Exercise instructions: List every line below containing "Output".

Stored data
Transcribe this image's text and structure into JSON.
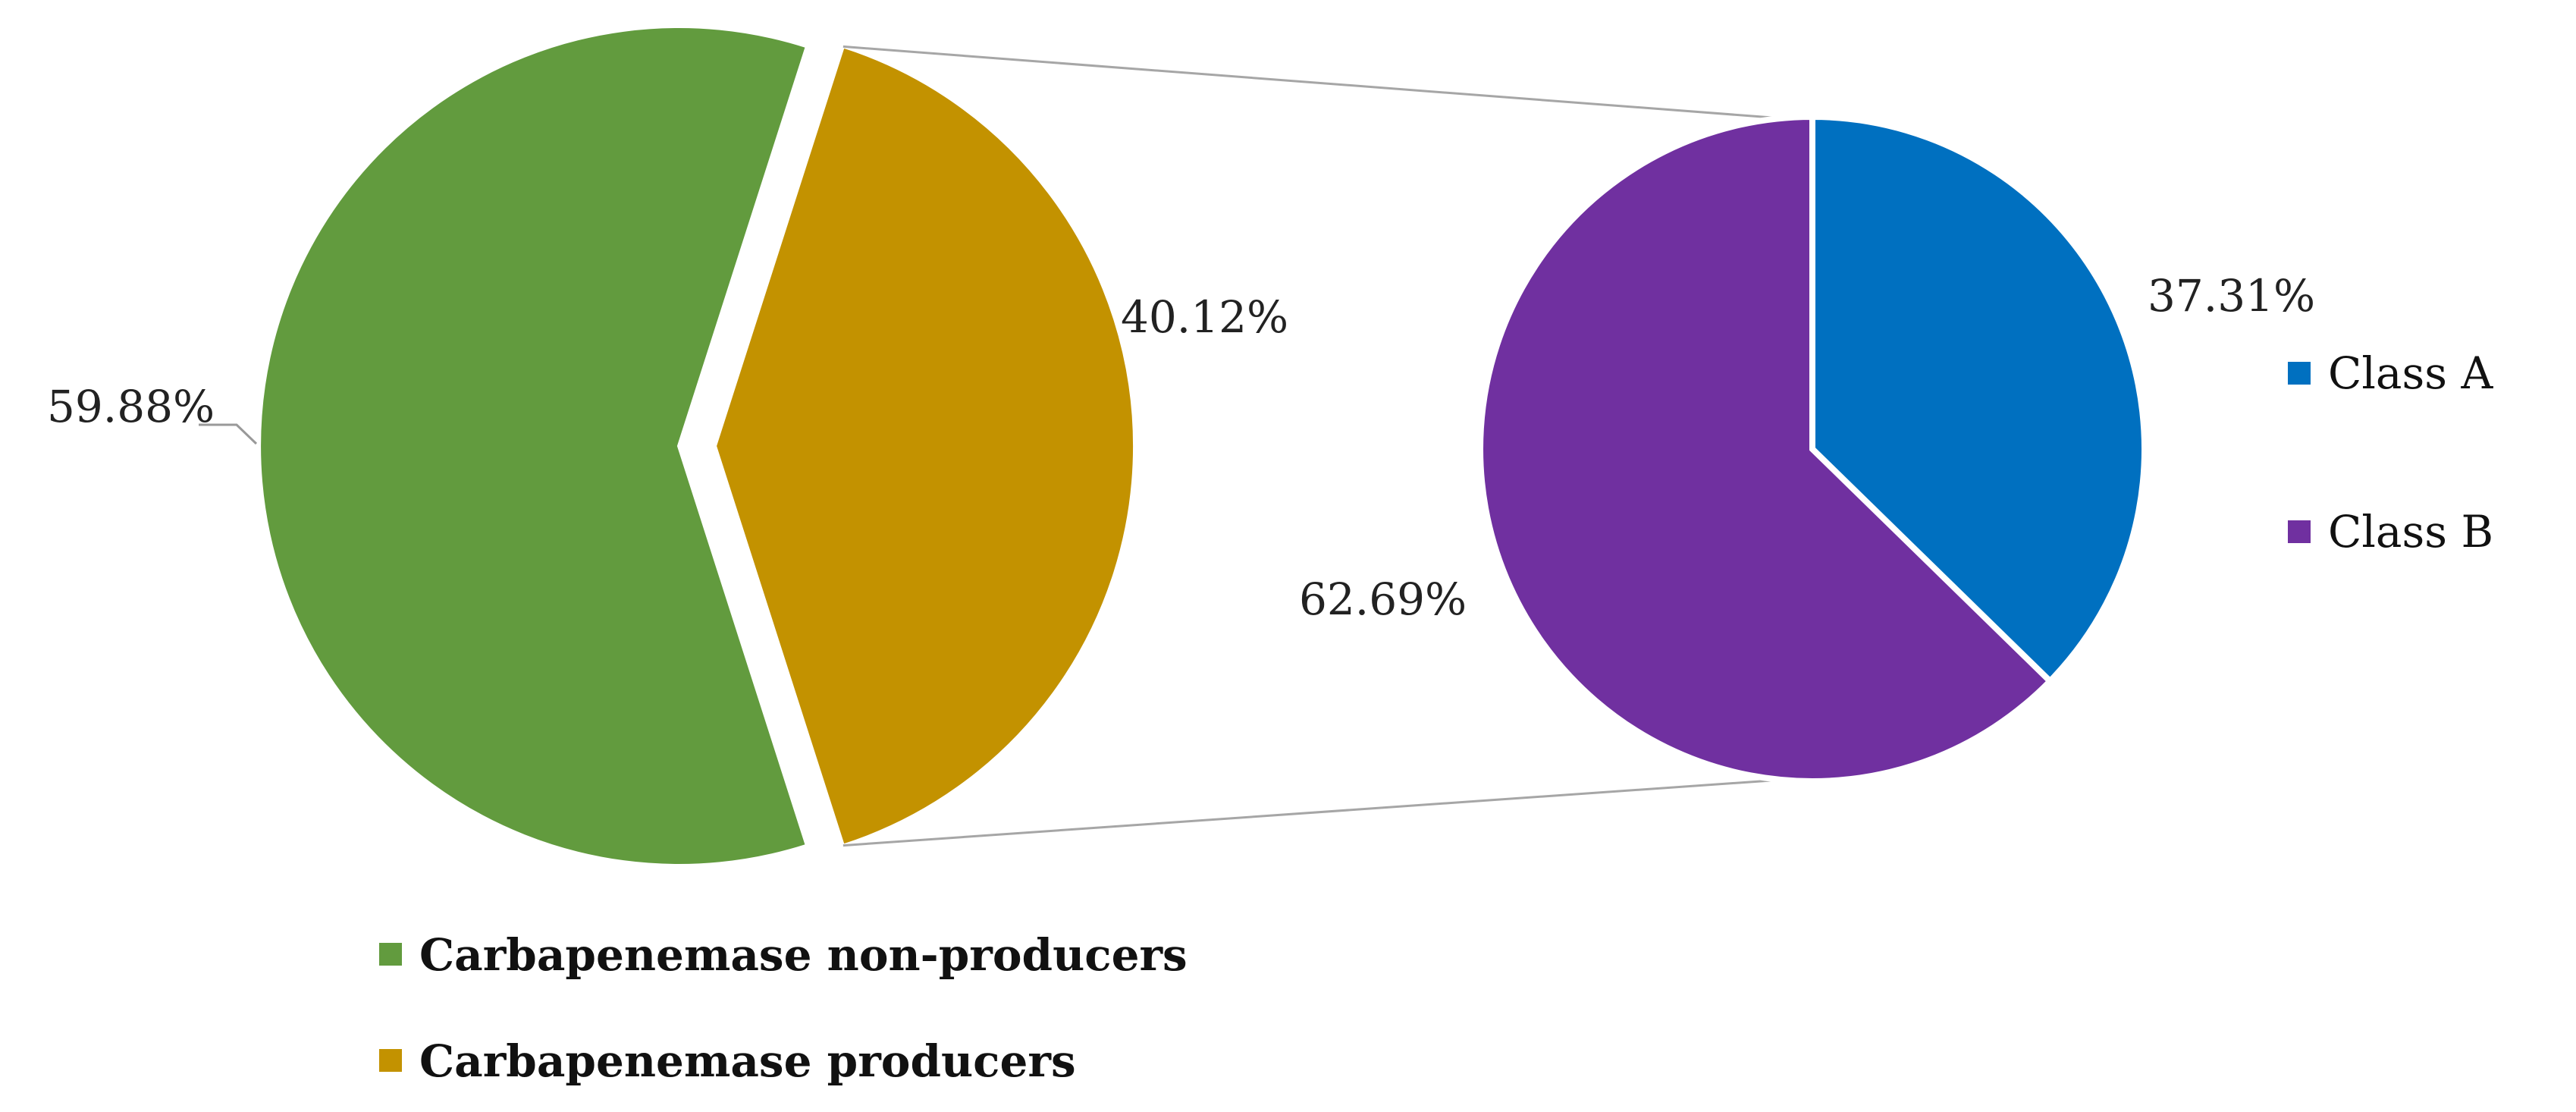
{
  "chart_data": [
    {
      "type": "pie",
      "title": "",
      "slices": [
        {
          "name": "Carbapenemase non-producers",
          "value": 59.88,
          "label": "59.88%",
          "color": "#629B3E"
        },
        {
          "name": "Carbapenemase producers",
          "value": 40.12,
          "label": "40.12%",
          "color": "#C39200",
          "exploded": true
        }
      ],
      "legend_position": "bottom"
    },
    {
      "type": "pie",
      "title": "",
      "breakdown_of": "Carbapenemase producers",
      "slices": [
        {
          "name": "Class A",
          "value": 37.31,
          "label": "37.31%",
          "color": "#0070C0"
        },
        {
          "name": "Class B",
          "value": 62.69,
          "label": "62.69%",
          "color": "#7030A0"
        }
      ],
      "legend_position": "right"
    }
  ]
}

...

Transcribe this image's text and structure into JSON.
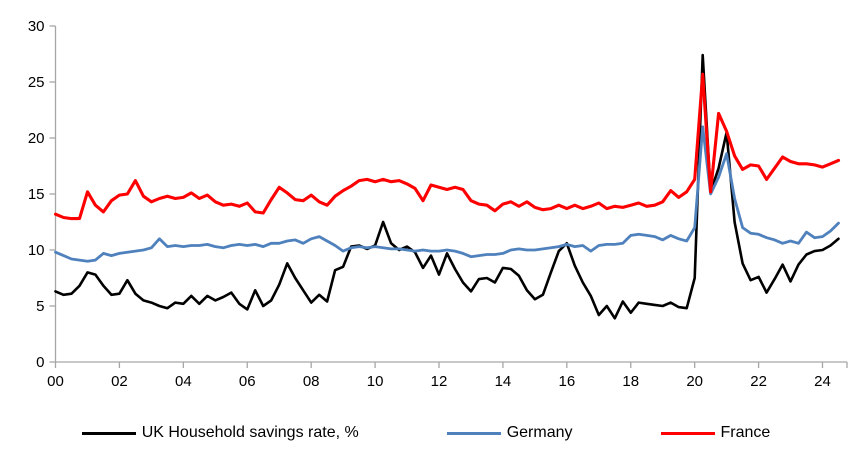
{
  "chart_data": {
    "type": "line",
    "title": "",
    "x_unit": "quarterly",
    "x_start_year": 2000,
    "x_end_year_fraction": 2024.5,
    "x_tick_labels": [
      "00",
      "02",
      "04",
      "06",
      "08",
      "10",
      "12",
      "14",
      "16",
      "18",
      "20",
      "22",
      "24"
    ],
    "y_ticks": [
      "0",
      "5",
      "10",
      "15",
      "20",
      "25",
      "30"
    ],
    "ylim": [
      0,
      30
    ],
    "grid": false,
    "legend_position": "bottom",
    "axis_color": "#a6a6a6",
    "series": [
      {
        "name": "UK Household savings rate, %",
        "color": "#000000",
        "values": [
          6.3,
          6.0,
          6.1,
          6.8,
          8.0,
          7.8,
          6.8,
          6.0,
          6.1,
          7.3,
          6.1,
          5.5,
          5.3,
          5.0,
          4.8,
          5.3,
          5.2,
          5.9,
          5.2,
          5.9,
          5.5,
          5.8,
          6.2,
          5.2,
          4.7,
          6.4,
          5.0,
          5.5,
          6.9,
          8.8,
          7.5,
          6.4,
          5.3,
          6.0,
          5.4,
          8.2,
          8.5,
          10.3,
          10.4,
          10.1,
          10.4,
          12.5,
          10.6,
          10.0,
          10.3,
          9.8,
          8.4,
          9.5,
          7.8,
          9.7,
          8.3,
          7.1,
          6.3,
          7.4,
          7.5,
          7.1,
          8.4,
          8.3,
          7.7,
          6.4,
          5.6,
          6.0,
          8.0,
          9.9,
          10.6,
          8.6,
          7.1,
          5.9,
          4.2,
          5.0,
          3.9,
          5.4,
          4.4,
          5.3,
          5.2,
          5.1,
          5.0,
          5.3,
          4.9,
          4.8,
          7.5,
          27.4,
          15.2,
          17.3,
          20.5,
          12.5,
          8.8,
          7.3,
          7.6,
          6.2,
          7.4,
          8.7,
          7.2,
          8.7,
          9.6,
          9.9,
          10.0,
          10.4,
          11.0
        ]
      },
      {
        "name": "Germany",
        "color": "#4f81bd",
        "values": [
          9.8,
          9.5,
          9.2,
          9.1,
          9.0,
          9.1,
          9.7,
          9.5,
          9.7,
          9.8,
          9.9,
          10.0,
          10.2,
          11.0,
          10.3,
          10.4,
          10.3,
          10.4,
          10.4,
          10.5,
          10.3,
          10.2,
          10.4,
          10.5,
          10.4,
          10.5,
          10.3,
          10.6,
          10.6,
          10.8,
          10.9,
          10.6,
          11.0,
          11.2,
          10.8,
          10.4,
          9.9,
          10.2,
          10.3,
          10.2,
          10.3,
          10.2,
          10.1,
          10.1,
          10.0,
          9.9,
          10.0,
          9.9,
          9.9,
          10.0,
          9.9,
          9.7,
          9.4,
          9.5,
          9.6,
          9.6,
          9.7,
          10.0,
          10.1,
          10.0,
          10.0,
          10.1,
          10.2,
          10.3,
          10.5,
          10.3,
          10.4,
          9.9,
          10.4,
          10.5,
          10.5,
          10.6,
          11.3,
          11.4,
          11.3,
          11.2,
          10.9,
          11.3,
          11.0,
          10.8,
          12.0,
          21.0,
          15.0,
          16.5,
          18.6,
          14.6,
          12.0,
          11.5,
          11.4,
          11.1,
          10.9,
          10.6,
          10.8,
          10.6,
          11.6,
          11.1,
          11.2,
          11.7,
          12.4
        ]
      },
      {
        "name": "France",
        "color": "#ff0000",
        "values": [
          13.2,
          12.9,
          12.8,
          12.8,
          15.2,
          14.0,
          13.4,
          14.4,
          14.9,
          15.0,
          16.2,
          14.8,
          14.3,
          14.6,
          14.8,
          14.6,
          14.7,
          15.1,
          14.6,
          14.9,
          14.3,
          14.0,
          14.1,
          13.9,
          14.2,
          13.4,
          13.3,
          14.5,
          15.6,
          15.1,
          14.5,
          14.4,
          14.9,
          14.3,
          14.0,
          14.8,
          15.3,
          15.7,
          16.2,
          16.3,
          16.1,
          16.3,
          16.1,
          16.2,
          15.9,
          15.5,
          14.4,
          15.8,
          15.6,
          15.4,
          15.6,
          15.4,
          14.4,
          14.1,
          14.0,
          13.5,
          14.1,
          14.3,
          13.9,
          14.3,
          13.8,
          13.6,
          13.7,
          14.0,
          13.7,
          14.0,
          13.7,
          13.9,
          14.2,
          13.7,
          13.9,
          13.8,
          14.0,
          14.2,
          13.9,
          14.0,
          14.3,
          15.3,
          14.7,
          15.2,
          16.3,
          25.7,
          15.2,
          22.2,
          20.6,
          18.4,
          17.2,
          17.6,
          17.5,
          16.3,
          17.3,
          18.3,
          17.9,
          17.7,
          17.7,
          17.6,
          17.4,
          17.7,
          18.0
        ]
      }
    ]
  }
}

---

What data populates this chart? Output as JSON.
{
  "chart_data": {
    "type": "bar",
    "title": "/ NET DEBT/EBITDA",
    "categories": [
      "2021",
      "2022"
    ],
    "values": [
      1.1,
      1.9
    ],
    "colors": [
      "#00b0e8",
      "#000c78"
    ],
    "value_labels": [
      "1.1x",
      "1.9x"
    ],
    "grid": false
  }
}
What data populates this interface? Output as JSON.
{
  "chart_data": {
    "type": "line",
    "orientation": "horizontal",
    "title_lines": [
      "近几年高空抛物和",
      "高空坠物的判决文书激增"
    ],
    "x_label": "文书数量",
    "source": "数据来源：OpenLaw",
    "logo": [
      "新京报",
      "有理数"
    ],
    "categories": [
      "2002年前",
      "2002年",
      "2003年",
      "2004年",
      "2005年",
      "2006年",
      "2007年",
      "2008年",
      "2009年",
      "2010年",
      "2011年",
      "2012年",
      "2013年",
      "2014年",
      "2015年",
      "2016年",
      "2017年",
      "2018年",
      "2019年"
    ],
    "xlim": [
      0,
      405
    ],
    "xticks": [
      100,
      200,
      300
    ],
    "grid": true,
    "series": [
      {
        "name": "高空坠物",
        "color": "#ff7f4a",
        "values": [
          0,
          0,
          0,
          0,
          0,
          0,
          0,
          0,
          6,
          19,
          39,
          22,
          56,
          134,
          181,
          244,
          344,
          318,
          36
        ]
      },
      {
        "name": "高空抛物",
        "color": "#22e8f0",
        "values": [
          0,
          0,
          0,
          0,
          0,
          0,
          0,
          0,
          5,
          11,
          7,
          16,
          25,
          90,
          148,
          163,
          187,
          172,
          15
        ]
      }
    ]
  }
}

Result for this exercise:
What data populates this chart? Output as JSON.
What data populates this interface? Output as JSON.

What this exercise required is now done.